REQUIRED TASK → From the entries below, copy out every line with "woman" in it.

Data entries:
%%

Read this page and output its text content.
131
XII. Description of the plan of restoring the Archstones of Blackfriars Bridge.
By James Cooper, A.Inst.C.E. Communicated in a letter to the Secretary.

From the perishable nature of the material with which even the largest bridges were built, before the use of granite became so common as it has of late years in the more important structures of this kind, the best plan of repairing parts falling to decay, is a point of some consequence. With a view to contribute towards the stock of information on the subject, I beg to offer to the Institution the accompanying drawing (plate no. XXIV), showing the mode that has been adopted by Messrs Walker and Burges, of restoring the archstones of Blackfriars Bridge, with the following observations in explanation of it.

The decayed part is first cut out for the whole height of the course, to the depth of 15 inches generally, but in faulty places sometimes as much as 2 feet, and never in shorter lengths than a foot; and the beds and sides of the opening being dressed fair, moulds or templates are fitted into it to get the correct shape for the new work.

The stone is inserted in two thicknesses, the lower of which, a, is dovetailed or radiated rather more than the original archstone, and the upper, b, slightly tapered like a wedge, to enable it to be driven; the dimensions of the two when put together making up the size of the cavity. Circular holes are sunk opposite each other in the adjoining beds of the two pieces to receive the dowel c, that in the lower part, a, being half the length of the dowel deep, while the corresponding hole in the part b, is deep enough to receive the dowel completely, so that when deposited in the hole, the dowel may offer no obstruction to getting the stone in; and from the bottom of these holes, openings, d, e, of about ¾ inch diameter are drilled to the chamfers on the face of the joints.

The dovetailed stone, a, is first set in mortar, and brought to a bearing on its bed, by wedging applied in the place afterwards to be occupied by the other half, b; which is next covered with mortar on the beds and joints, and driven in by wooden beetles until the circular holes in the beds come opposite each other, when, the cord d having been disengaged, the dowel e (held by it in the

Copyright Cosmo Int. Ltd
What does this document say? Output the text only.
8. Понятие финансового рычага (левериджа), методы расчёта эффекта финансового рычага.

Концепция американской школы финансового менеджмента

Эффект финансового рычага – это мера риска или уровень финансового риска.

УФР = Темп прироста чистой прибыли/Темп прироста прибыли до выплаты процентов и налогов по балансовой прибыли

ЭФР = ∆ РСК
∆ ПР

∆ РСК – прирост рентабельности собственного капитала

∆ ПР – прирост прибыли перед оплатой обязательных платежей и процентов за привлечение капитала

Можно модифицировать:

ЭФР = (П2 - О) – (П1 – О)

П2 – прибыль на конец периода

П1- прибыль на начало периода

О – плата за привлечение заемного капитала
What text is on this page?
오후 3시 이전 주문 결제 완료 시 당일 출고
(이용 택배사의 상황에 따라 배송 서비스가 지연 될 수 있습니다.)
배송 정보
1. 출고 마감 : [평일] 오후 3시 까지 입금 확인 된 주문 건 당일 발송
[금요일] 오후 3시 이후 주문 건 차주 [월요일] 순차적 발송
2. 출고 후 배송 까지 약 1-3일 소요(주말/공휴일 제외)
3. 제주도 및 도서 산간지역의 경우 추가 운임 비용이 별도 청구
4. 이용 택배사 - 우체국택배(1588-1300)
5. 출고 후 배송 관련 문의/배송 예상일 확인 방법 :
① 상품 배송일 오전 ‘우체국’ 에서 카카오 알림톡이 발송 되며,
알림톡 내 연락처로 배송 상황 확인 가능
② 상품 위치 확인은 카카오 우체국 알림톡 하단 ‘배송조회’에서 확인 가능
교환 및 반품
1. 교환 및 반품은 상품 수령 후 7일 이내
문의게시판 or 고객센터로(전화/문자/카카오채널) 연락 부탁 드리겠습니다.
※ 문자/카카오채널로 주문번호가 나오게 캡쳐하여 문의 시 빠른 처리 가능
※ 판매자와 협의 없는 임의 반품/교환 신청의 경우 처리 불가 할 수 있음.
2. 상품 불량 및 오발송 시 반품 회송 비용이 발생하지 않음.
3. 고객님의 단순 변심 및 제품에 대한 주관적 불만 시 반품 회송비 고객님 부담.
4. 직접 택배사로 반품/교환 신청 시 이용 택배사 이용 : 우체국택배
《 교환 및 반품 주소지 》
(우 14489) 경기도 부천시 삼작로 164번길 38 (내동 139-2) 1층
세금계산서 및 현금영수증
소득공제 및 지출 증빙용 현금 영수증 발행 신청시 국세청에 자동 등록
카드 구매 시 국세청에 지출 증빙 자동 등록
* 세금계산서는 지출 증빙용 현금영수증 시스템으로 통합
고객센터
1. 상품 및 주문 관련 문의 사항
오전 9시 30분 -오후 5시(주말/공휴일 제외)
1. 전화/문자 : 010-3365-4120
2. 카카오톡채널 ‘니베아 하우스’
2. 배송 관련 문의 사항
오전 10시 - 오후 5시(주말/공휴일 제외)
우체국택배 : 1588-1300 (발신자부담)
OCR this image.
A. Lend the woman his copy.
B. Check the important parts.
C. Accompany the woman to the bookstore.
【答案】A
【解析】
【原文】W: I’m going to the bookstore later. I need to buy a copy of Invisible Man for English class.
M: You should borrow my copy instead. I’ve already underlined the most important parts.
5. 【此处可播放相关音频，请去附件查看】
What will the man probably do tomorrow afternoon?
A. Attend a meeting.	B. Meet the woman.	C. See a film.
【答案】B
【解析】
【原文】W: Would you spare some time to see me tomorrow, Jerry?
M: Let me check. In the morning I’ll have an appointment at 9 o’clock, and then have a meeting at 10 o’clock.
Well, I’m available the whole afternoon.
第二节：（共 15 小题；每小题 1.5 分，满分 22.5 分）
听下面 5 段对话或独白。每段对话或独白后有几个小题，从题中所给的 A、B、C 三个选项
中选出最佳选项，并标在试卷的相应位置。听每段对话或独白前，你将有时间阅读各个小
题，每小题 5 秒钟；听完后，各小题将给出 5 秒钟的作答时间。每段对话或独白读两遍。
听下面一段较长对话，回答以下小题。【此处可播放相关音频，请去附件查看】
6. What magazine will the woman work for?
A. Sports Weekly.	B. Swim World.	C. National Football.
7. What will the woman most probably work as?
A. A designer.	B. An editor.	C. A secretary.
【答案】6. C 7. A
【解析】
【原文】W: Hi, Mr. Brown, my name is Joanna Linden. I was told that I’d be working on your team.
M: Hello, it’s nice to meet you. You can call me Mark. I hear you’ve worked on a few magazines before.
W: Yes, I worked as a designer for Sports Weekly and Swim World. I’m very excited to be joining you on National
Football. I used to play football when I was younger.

%%

OUTPUT FOR THIS TASK →
A. Lend the woman his copy.
C. Accompany the woman to the bookstore.
A. Attend a meeting.	B. Meet the woman.	C. See a film.
6. What magazine will the woman work for?
7. What will the woman most probably work as?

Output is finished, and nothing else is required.